§ **Data lines**

+ + + + + + +

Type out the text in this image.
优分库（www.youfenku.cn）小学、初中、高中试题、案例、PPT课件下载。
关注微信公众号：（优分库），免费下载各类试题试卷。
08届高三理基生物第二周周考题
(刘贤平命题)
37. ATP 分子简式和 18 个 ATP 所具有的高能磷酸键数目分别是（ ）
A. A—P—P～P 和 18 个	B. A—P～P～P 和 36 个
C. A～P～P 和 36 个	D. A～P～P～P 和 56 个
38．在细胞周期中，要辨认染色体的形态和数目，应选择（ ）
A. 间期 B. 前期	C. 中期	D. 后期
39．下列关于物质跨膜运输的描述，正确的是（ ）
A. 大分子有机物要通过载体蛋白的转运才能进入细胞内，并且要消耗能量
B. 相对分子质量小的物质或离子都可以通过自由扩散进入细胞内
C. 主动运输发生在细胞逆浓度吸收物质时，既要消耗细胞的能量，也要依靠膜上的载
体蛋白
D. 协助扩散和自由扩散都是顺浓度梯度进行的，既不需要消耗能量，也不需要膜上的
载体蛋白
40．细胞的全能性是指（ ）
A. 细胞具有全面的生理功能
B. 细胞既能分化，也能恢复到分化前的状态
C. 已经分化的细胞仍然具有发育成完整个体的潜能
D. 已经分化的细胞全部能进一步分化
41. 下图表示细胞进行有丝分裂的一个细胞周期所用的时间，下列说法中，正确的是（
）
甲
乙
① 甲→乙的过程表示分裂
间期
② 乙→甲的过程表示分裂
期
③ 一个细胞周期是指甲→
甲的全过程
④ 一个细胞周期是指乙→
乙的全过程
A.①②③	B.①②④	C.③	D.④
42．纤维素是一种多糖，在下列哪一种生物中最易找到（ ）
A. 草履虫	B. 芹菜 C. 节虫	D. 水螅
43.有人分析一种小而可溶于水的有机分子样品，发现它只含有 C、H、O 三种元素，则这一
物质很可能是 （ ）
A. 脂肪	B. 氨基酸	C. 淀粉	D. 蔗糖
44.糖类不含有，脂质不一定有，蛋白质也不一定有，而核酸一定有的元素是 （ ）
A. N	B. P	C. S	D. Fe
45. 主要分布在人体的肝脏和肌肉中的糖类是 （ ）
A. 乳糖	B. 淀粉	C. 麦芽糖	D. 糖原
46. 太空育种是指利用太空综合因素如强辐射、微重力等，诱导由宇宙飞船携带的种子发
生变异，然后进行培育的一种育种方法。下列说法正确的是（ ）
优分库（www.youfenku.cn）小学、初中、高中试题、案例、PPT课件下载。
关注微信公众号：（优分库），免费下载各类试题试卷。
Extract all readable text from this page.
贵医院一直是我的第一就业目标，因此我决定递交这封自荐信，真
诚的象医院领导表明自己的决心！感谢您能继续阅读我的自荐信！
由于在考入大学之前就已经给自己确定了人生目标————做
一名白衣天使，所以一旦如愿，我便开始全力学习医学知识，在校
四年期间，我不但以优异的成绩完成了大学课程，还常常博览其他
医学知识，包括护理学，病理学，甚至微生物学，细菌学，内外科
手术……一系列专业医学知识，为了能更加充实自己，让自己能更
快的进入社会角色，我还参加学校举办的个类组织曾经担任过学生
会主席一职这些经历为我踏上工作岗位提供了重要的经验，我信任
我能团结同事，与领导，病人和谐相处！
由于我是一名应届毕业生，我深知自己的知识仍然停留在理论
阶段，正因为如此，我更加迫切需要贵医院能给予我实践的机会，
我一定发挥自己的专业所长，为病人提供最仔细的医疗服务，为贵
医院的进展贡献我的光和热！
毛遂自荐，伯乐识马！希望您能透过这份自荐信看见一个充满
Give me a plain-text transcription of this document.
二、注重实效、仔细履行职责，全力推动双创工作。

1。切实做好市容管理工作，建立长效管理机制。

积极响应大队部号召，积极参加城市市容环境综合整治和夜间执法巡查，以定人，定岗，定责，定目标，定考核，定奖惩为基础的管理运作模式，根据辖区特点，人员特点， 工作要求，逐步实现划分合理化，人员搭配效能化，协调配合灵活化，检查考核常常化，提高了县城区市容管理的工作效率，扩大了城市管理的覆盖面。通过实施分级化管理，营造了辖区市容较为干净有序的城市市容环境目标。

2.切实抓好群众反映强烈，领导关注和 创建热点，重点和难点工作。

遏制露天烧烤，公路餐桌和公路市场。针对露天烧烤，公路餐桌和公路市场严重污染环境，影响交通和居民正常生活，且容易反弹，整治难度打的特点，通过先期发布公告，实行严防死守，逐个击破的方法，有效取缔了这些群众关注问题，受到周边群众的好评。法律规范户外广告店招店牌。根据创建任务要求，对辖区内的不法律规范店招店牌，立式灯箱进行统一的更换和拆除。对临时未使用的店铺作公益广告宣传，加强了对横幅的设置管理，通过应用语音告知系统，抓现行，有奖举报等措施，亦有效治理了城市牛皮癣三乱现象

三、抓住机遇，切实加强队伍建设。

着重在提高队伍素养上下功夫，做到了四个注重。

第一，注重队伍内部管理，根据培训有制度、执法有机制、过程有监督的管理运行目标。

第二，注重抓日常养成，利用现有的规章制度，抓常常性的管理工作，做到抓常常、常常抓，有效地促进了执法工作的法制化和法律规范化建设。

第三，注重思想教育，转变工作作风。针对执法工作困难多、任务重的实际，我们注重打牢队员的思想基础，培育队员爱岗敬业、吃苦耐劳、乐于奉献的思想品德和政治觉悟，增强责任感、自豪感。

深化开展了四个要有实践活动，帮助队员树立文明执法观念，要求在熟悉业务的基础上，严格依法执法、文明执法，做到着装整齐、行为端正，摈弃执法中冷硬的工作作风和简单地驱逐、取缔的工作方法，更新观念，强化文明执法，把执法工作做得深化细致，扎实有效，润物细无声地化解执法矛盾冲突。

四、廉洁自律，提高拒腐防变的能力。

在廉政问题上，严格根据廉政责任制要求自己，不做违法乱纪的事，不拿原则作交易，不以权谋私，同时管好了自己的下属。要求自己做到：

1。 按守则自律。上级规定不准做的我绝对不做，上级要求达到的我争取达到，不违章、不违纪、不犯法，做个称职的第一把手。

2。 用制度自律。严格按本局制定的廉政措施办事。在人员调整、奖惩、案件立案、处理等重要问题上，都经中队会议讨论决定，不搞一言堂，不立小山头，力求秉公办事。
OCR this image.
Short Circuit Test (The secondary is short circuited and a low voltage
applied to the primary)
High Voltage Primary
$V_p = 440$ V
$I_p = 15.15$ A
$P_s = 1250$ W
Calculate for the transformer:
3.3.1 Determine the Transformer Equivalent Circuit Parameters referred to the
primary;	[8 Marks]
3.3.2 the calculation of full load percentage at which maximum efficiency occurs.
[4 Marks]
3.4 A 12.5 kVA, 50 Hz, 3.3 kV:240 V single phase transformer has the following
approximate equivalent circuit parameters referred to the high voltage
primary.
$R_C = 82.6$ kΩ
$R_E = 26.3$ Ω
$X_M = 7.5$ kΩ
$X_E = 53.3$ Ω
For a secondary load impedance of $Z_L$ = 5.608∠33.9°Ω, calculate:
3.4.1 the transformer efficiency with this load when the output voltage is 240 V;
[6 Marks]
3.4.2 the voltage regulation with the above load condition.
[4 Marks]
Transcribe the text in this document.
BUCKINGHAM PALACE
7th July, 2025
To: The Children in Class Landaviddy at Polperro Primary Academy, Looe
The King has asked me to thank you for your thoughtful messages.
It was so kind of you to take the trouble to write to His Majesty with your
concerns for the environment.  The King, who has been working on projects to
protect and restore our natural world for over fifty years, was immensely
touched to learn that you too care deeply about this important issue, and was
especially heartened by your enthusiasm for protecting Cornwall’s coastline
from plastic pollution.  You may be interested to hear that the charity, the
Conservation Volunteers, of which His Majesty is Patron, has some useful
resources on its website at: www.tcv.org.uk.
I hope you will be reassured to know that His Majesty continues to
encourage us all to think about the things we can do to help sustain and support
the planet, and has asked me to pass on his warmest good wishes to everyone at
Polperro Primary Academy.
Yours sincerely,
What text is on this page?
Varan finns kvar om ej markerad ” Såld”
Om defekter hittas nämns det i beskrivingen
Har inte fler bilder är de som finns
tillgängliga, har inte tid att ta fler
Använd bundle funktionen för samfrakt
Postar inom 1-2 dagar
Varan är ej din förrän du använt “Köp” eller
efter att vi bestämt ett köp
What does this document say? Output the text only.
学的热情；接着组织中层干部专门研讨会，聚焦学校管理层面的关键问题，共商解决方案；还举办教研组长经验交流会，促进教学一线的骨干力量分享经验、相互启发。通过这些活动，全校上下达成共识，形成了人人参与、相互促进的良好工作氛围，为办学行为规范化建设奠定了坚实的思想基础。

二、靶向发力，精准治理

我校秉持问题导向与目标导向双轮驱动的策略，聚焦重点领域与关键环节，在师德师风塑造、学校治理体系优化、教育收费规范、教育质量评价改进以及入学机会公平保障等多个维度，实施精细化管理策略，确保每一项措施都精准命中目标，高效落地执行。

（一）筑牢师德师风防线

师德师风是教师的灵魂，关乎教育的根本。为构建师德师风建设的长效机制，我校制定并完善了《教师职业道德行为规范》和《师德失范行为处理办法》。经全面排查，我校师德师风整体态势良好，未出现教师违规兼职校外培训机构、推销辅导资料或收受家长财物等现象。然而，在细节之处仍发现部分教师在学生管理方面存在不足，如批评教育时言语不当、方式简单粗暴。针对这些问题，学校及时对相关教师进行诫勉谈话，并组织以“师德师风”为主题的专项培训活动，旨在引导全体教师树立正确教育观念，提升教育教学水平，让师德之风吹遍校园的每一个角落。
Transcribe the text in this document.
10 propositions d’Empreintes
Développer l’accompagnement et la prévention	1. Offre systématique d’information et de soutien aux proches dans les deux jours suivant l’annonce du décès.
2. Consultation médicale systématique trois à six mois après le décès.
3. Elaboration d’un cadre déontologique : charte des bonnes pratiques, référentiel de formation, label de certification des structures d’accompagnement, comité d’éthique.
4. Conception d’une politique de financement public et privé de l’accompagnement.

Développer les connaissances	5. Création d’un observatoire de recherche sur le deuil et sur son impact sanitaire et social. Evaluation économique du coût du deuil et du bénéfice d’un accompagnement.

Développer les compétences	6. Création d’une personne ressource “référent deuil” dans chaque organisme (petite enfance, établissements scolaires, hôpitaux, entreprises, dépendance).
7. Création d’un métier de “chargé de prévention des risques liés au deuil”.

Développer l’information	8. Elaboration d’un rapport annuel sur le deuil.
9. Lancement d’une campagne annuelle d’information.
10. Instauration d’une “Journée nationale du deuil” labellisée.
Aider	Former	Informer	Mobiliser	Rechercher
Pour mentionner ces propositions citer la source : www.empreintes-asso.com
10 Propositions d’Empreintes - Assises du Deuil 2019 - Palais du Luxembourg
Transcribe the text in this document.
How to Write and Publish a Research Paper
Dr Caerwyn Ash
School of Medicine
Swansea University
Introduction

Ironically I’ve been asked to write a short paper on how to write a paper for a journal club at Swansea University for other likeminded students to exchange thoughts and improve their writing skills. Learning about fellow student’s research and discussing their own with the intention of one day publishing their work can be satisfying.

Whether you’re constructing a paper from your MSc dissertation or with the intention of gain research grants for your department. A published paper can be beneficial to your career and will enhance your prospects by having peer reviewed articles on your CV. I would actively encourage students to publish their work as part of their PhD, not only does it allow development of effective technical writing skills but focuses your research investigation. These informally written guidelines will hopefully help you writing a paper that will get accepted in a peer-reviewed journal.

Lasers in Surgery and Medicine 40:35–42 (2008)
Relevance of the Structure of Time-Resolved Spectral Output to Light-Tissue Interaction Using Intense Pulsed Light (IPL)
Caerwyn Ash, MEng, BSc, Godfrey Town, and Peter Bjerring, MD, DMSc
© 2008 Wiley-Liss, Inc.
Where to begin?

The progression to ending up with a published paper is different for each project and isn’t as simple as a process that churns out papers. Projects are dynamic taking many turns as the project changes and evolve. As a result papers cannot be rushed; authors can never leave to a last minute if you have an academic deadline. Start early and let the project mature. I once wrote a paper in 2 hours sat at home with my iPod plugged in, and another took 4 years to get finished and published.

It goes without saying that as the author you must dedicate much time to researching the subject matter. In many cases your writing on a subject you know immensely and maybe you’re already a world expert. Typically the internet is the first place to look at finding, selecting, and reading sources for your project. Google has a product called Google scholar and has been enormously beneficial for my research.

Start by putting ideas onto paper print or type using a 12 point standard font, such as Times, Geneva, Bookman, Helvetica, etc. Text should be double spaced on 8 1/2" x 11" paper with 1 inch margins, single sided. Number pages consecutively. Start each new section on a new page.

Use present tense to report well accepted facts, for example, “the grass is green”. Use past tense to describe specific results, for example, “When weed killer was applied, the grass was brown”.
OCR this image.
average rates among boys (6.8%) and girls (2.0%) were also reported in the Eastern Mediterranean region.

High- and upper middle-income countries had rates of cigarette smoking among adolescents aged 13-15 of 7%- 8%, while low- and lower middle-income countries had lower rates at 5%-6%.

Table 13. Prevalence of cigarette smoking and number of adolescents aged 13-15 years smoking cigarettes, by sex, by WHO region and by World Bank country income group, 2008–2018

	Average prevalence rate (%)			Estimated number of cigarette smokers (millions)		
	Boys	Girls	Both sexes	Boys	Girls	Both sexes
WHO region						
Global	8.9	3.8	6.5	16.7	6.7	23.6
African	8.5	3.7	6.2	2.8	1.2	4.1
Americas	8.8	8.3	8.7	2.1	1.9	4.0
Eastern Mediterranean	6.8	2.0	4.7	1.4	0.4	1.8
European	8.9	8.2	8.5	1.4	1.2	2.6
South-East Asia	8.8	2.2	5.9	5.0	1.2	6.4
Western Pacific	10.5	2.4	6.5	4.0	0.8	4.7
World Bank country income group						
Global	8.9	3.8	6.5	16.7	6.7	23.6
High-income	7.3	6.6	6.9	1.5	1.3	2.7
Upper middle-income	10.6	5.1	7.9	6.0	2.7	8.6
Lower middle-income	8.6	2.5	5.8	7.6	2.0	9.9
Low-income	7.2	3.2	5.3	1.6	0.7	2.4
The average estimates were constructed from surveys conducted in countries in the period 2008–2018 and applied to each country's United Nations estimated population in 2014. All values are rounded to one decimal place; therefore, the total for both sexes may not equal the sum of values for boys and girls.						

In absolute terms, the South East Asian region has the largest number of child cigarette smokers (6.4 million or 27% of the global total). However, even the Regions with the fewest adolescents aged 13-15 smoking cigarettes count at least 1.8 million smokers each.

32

+ + + + + + +

§ **Exercise**
Of the lines above, how many hold the string "Majesty"? Answer with only the number.

§ **Completed exercise**
3